*Exercise objective*: Transcribe each entry below exactly. Pictures do not go in the copy.

[Stored entries]
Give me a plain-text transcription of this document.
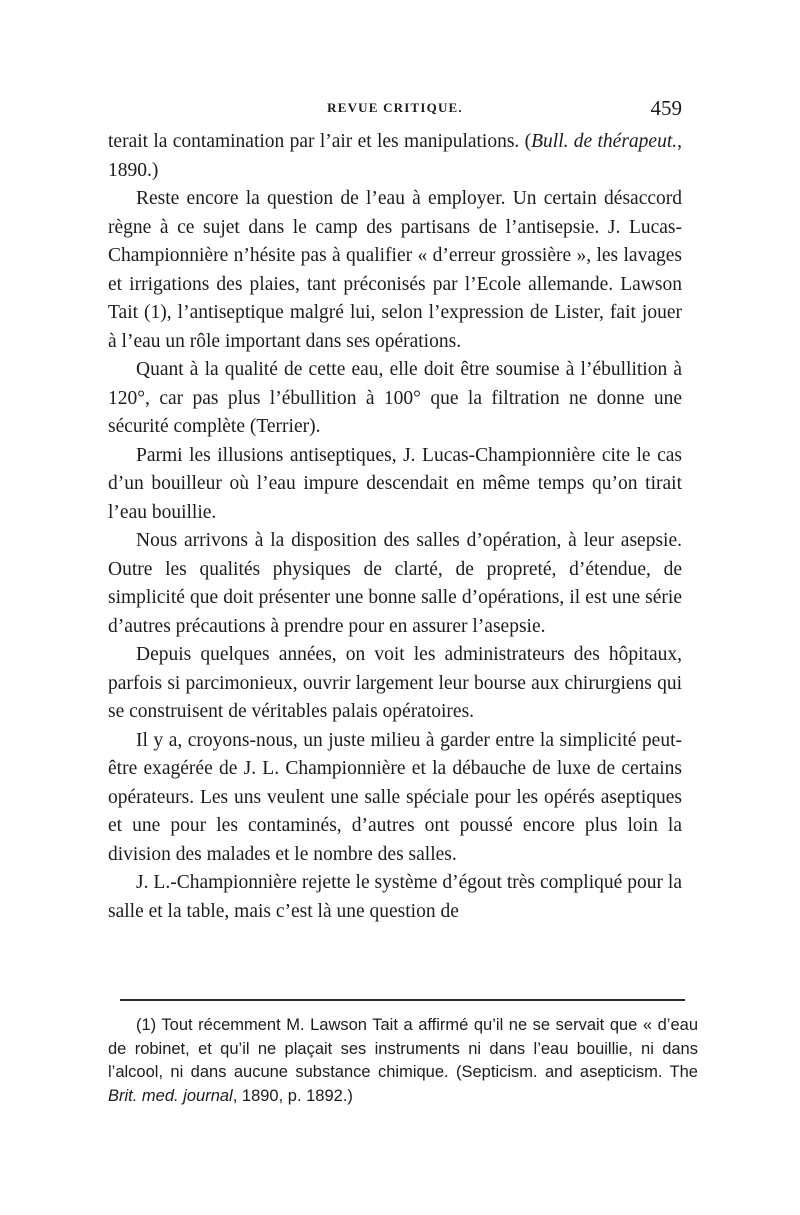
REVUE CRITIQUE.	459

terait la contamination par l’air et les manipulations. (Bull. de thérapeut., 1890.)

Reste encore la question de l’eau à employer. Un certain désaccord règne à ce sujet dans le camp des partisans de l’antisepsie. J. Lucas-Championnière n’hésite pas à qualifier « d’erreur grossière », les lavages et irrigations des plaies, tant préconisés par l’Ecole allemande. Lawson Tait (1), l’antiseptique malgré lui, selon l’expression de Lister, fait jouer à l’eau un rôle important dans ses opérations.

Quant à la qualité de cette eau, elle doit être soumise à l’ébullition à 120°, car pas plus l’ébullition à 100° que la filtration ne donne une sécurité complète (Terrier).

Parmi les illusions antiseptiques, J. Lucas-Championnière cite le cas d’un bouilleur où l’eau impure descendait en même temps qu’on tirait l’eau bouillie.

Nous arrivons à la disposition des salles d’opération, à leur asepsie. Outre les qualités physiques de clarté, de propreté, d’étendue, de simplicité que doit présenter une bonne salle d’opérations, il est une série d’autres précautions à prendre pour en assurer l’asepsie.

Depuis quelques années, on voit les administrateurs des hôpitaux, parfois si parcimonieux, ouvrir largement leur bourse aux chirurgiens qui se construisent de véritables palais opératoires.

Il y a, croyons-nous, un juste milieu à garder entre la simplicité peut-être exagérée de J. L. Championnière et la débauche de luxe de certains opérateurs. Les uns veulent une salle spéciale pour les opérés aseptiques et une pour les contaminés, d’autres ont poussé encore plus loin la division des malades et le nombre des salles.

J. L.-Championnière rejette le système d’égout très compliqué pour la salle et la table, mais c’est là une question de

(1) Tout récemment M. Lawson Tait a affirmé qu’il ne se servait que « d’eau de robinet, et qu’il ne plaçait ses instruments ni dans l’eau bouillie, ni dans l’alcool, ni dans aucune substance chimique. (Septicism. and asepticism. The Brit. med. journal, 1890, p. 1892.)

*Correct output*:
Give me a plain-text transcription of this document.
REVUE CRITIQUE.	459

terait la contamination par l’air et les manipulations. (Bull. de thérapeut., 1890.)

Reste encore la question de l’eau à employer. Un certain désaccord règne à ce sujet dans le camp des partisans de l’antisepsie. J. Lucas-Championnière n’hésite pas à qualifier « d’erreur grossière », les lavages et irrigations des plaies, tant préconisés par l’Ecole allemande. Lawson Tait (1), l’antiseptique malgré lui, selon l’expression de Lister, fait jouer à l’eau un rôle important dans ses opérations.

Quant à la qualité de cette eau, elle doit être soumise à l’ébullition à 120°, car pas plus l’ébullition à 100° que la filtration ne donne une sécurité complète (Terrier).

Parmi les illusions antiseptiques, J. Lucas-Championnière cite le cas d’un bouilleur où l’eau impure descendait en même temps qu’on tirait l’eau bouillie.

Nous arrivons à la disposition des salles d’opération, à leur asepsie. Outre les qualités physiques de clarté, de propreté, d’étendue, de simplicité que doit présenter une bonne salle d’opérations, il est une série d’autres précautions à prendre pour en assurer l’asepsie.

Depuis quelques années, on voit les administrateurs des hôpitaux, parfois si parcimonieux, ouvrir largement leur bourse aux chirurgiens qui se construisent de véritables palais opératoires.

Il y a, croyons-nous, un juste milieu à garder entre la simplicité peut-être exagérée de J. L. Championnière et la débauche de luxe de certains opérateurs. Les uns veulent une salle spéciale pour les opérés aseptiques et une pour les contaminés, d’autres ont poussé encore plus loin la division des malades et le nombre des salles.

J. L.-Championnière rejette le système d’égout très compliqué pour la salle et la table, mais c’est là une question de

(1) Tout récemment M. Lawson Tait a affirmé qu’il ne se servait que « d’eau de robinet, et qu’il ne plaçait ses instruments ni dans l’eau bouillie, ni dans l’alcool, ni dans aucune substance chimique. (Septicism. and asepticism. The Brit. med. journal, 1890, p. 1892.)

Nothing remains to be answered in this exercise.